(begin)

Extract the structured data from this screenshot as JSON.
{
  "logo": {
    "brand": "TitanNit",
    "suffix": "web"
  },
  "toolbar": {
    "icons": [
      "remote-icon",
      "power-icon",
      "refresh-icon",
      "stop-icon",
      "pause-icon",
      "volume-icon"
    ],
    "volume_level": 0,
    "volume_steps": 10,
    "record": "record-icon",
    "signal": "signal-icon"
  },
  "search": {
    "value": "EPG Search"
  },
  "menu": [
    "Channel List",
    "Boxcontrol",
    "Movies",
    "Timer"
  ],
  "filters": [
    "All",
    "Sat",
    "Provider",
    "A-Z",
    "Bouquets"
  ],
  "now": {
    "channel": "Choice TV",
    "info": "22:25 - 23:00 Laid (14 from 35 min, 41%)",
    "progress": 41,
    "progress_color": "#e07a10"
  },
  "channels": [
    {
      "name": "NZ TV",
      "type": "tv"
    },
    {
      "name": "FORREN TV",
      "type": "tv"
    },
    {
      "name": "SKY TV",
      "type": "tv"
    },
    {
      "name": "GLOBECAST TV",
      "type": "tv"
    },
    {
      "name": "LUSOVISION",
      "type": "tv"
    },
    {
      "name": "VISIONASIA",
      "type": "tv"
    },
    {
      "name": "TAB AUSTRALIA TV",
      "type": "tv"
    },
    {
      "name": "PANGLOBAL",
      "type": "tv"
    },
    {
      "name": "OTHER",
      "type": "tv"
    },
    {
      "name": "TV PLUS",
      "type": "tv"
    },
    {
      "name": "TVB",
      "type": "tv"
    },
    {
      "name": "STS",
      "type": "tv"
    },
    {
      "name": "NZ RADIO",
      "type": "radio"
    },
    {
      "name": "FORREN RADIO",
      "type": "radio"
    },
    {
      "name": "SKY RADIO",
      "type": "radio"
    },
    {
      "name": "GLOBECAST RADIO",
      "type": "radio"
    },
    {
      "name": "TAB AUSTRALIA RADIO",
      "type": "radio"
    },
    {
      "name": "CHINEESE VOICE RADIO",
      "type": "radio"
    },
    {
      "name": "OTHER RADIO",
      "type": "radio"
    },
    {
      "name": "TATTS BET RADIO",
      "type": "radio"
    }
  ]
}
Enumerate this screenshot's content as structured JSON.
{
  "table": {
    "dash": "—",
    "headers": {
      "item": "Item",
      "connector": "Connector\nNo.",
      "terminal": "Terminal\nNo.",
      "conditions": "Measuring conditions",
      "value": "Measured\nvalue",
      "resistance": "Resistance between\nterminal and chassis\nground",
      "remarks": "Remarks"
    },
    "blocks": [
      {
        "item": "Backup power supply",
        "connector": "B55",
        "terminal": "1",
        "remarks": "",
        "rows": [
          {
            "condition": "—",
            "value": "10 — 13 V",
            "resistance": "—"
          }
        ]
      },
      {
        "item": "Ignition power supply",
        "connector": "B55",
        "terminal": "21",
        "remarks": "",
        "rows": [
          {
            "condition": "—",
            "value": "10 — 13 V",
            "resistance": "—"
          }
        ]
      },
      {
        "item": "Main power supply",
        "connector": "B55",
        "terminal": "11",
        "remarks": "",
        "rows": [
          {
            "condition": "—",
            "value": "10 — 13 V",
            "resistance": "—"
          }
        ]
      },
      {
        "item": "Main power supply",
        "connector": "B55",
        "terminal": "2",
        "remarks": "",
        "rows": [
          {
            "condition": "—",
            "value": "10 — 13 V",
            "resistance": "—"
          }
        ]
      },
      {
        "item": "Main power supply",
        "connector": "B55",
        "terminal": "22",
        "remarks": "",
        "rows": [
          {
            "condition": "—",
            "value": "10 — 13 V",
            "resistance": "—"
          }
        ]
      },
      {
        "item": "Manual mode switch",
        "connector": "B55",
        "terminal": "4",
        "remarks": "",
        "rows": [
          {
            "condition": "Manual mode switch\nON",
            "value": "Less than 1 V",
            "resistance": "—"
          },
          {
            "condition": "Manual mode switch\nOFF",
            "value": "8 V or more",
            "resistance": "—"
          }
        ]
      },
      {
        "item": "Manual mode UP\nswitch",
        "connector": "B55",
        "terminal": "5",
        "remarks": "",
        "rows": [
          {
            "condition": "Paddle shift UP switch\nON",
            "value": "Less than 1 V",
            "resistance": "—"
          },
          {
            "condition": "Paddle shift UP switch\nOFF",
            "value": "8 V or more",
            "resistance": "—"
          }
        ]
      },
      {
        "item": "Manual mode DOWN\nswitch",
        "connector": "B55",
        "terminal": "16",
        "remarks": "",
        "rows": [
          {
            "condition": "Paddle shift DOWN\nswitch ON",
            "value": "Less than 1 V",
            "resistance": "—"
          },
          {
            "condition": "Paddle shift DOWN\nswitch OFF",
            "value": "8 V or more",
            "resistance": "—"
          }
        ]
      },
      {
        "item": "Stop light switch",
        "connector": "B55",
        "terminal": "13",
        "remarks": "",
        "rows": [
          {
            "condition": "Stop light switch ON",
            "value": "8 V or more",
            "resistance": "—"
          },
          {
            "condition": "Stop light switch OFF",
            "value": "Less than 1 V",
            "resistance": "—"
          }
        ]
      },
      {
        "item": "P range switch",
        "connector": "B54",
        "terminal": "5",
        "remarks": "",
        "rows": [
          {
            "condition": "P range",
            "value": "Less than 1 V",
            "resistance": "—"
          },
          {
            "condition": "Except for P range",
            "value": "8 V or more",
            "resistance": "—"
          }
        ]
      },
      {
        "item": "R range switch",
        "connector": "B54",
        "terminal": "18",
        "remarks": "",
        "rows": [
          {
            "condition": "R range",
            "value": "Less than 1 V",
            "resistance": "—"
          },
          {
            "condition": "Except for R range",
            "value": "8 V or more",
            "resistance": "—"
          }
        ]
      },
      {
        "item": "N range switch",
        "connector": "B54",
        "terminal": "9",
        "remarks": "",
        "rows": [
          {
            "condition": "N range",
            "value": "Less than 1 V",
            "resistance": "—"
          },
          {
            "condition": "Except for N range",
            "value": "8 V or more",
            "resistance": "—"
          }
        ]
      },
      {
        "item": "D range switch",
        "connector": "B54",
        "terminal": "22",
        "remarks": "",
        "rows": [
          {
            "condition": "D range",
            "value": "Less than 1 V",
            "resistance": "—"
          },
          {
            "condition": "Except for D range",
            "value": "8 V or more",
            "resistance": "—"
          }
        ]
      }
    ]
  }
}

(end)

> WHAT YOU WILL DO
Each line above must be printed exactly as it appears.

> THE COMPLETED TASK
Extract the structured data from this screenshot as JSON.
{
  "logo": {
    "brand": "TitanNit",
    "suffix": "web"
  },
  "toolbar": {
    "icons": [
      "remote-icon",
      "power-icon",
      "refresh-icon",
      "stop-icon",
      "pause-icon",
      "volume-icon"
    ],
    "volume_level": 0,
    "volume_steps": 10,
    "record": "record-icon",
    "signal": "signal-icon"
  },
  "search": {
    "value": "EPG Search"
  },
  "menu": [
    "Channel List",
    "Boxcontrol",
    "Movies",
    "Timer"
  ],
  "filters": [
    "All",
    "Sat",
    "Provider",
    "A-Z",
    "Bouquets"
  ],
  "now": {
    "channel": "Choice TV",
    "info": "22:25 - 23:00 Laid (14 from 35 min, 41%)",
    "progress": 41,
    "progress_color": "#e07a10"
  },
  "channels": [
    {
      "name": "NZ TV",
      "type": "tv"
    },
    {
      "name": "FORREN TV",
      "type": "tv"
    },
    {
      "name": "SKY TV",
      "type": "tv"
    },
    {
      "name": "GLOBECAST TV",
      "type": "tv"
    },
    {
      "name": "LUSOVISION",
      "type": "tv"
    },
    {
      "name": "VISIONASIA",
      "type": "tv"
    },
    {
      "name": "TAB AUSTRALIA TV",
      "type": "tv"
    },
    {
      "name": "PANGLOBAL",
      "type": "tv"
    },
    {
      "name": "OTHER",
      "type": "tv"
    },
    {
      "name": "TV PLUS",
      "type": "tv"
    },
    {
      "name": "TVB",
      "type": "tv"
    },
    {
      "name": "STS",
      "type": "tv"
    },
    {
      "name": "NZ RADIO",
      "type": "radio"
    },
    {
      "name": "FORREN RADIO",
      "type": "radio"
    },
    {
      "name": "SKY RADIO",
      "type": "radio"
    },
    {
      "name": "GLOBECAST RADIO",
      "type": "radio"
    },
    {
      "name": "TAB AUSTRALIA RADIO",
      "type": "radio"
    },
    {
      "name": "CHINEESE VOICE RADIO",
      "type": "radio"
    },
    {
      "name": "OTHER RADIO",
      "type": "radio"
    },
    {
      "name": "TATTS BET RADIO",
      "type": "radio"
    }
  ]
}
Enumerate this screenshot's content as structured JSON.
{
  "table": {
    "dash": "—",
    "headers": {
      "item": "Item",
      "connector": "Connector\nNo.",
      "terminal": "Terminal\nNo.",
      "conditions": "Measuring conditions",
      "value": "Measured\nvalue",
      "resistance": "Resistance between\nterminal and chassis\nground",
      "remarks": "Remarks"
    },
    "blocks": [
      {
        "item": "Backup power supply",
        "connector": "B55",
        "terminal": "1",
        "remarks": "",
        "rows": [
          {
            "condition": "—",
            "value": "10 — 13 V",
            "resistance": "—"
          }
        ]
      },
      {
        "item": "Ignition power supply",
        "connector": "B55",
        "terminal": "21",
        "remarks": "",
        "rows": [
          {
            "condition": "—",
            "value": "10 — 13 V",
            "resistance": "—"
          }
        ]
      },
      {
        "item": "Main power supply",
        "connector": "B55",
        "terminal": "11",
        "remarks": "",
        "rows": [
          {
            "condition": "—",
            "value": "10 — 13 V",
            "resistance": "—"
          }
        ]
      },
      {
        "item": "Main power supply",
        "connector": "B55",
        "terminal": "2",
        "remarks": "",
        "rows": [
          {
            "condition": "—",
            "value": "10 — 13 V",
            "resistance": "—"
          }
        ]
      },
      {
        "item": "Main power supply",
        "connector": "B55",
        "terminal": "22",
        "remarks": "",
        "rows": [
          {
            "condition": "—",
            "value": "10 — 13 V",
            "resistance": "—"
          }
        ]
      },
      {
        "item": "Manual mode switch",
        "connector": "B55",
        "terminal": "4",
        "remarks": "",
        "rows": [
          {
            "condition": "Manual mode switch\nON",
            "value": "Less than 1 V",
            "resistance": "—"
          },
          {
            "condition": "Manual mode switch\nOFF",
            "value": "8 V or more",
            "resistance": "—"
          }
        ]
      },
      {
        "item": "Manual mode UP\nswitch",
        "connector": "B55",
        "terminal": "5",
        "remarks": "",
        "rows": [
          {
            "condition": "Paddle shift UP switch\nON",
            "value": "Less than 1 V",
            "resistance": "—"
          },
          {
            "condition": "Paddle shift UP switch\nOFF",
            "value": "8 V or more",
            "resistance": "—"
          }
        ]
      },
      {
        "item": "Manual mode DOWN\nswitch",
        "connector": "B55",
        "terminal": "16",
        "remarks": "",
        "rows": [
          {
            "condition": "Paddle shift DOWN\nswitch ON",
            "value": "Less than 1 V",
            "resistance": "—"
          },
          {
            "condition": "Paddle shift DOWN\nswitch OFF",
            "value": "8 V or more",
            "resistance": "—"
          }
        ]
      },
      {
        "item": "Stop light switch",
        "connector": "B55",
        "terminal": "13",
        "remarks": "",
        "rows": [
          {
            "condition": "Stop light switch ON",
            "value": "8 V or more",
            "resistance": "—"
          },
          {
            "condition": "Stop light switch OFF",
            "value": "Less than 1 V",
            "resistance": "—"
          }
        ]
      },
      {
        "item": "P range switch",
        "connector": "B54",
        "terminal": "5",
        "remarks": "",
        "rows": [
          {
            "condition": "P range",
            "value": "Less than 1 V",
            "resistance": "—"
          },
          {
            "condition": "Except for P range",
            "value": "8 V or more",
            "resistance": "—"
          }
        ]
      },
      {
        "item": "R range switch",
        "connector": "B54",
        "terminal": "18",
        "remarks": "",
        "rows": [
          {
            "condition": "R range",
            "value": "Less than 1 V",
            "resistance": "—"
          },
          {
            "condition": "Except for R range",
            "value": "8 V or more",
            "resistance": "—"
          }
        ]
      },
      {
        "item": "N range switch",
        "connector": "B54",
        "terminal": "9",
        "remarks": "",
        "rows": [
          {
            "condition": "N range",
            "value": "Less than 1 V",
            "resistance": "—"
          },
          {
            "condition": "Except for N range",
            "value": "8 V or more",
            "resistance": "—"
          }
        ]
      },
      {
        "item": "D range switch",
        "connector": "B54",
        "terminal": "22",
        "remarks": "",
        "rows": [
          {
            "condition": "D range",
            "value": "Less than 1 V",
            "resistance": "—"
          },
          {
            "condition": "Except for D range",
            "value": "8 V or more",
            "resistance": "—"
          }
        ]
      }
    ]
  }
}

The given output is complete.